# What you have to do
Restate the whole listing exactly.

# Information given
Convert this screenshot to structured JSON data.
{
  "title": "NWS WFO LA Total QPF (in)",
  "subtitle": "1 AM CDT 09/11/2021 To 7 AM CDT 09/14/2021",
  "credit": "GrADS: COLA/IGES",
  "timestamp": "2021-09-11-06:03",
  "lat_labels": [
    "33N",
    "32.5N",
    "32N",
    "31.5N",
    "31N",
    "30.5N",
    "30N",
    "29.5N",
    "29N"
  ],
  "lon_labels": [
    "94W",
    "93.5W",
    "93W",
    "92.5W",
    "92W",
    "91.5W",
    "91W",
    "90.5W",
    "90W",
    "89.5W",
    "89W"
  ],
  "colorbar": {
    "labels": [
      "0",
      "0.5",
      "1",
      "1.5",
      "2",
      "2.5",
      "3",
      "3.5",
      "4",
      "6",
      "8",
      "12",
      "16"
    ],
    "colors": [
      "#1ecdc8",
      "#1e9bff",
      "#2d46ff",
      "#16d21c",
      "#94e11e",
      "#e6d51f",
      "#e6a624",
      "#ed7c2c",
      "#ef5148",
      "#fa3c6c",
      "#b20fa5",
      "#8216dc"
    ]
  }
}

# Output
Convert this screenshot to structured JSON data.
{
  "title": "NWS WFO LA Total QPF (in)",
  "subtitle": "1 AM CDT 09/11/2021 To 7 AM CDT 09/14/2021",
  "credit": "GrADS: COLA/IGES",
  "timestamp": "2021-09-11-06:03",
  "lat_labels": [
    "33N",
    "32.5N",
    "32N",
    "31.5N",
    "31N",
    "30.5N",
    "30N",
    "29.5N",
    "29N"
  ],
  "lon_labels": [
    "94W",
    "93.5W",
    "93W",
    "92.5W",
    "92W",
    "91.5W",
    "91W",
    "90.5W",
    "90W",
    "89.5W",
    "89W"
  ],
  "colorbar": {
    "labels": [
      "0",
      "0.5",
      "1",
      "1.5",
      "2",
      "2.5",
      "3",
      "3.5",
      "4",
      "6",
      "8",
      "12",
      "16"
    ],
    "colors": [
      "#1ecdc8",
      "#1e9bff",
      "#2d46ff",
      "#16d21c",
      "#94e11e",
      "#e6d51f",
      "#e6a624",
      "#ed7c2c",
      "#ef5148",
      "#fa3c6c",
      "#b20fa5",
      "#8216dc"
    ]
  }
}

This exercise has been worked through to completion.